Short problem
Copy all the data exactly, except the pictures.

Records supplied
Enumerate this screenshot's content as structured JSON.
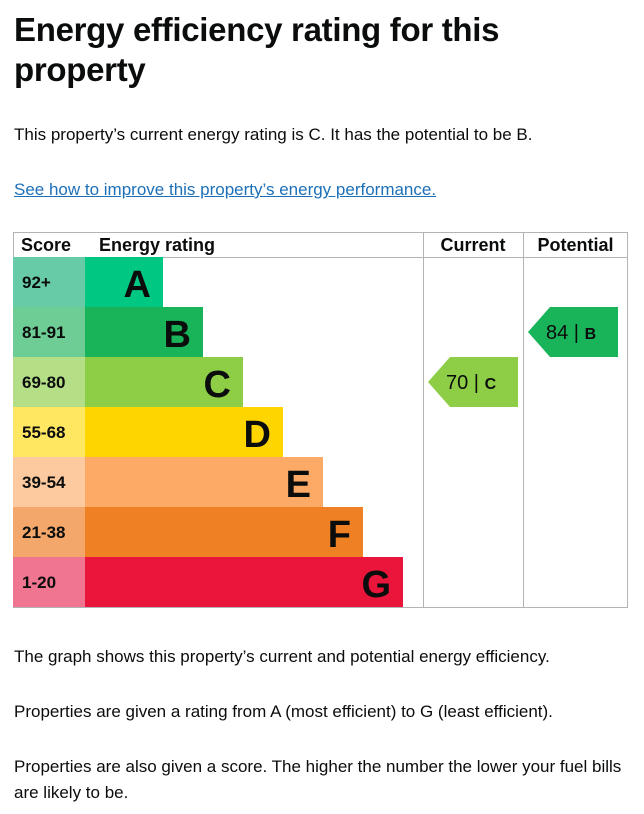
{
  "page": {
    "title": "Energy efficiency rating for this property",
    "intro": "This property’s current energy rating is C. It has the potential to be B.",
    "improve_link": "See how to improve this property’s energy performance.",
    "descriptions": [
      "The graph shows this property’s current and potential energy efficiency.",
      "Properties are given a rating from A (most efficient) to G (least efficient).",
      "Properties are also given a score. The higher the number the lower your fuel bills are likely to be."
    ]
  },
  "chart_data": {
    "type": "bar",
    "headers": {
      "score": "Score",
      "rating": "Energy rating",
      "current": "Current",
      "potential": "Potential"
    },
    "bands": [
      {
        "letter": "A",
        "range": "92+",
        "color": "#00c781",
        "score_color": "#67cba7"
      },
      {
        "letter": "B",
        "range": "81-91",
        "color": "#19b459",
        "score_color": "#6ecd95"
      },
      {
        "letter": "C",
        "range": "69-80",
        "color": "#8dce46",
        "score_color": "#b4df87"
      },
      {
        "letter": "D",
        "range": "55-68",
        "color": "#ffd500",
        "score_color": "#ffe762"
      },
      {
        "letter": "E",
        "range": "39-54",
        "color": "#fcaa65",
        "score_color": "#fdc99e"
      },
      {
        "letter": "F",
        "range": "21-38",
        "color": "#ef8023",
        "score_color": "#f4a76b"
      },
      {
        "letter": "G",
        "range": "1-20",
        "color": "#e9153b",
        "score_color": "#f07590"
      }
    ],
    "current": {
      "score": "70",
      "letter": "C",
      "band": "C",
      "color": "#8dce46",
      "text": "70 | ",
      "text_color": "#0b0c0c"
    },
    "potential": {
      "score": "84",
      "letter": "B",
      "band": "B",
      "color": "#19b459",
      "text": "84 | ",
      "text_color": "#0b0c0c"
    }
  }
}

Output of the exercise
Enumerate this screenshot's content as structured JSON.
{
  "page": {
    "title": "Energy efficiency rating for this property",
    "intro": "This property’s current energy rating is C. It has the potential to be B.",
    "improve_link": "See how to improve this property’s energy performance.",
    "descriptions": [
      "The graph shows this property’s current and potential energy efficiency.",
      "Properties are given a rating from A (most efficient) to G (least efficient).",
      "Properties are also given a score. The higher the number the lower your fuel bills are likely to be."
    ]
  },
  "chart_data": {
    "type": "bar",
    "headers": {
      "score": "Score",
      "rating": "Energy rating",
      "current": "Current",
      "potential": "Potential"
    },
    "bands": [
      {
        "letter": "A",
        "range": "92+",
        "color": "#00c781",
        "score_color": "#67cba7"
      },
      {
        "letter": "B",
        "range": "81-91",
        "color": "#19b459",
        "score_color": "#6ecd95"
      },
      {
        "letter": "C",
        "range": "69-80",
        "color": "#8dce46",
        "score_color": "#b4df87"
      },
      {
        "letter": "D",
        "range": "55-68",
        "color": "#ffd500",
        "score_color": "#ffe762"
      },
      {
        "letter": "E",
        "range": "39-54",
        "color": "#fcaa65",
        "score_color": "#fdc99e"
      },
      {
        "letter": "F",
        "range": "21-38",
        "color": "#ef8023",
        "score_color": "#f4a76b"
      },
      {
        "letter": "G",
        "range": "1-20",
        "color": "#e9153b",
        "score_color": "#f07590"
      }
    ],
    "current": {
      "score": "70",
      "letter": "C",
      "band": "C",
      "color": "#8dce46",
      "text": "70 | ",
      "text_color": "#0b0c0c"
    },
    "potential": {
      "score": "84",
      "letter": "B",
      "band": "B",
      "color": "#19b459",
      "text": "84 | ",
      "text_color": "#0b0c0c"
    }
  }
}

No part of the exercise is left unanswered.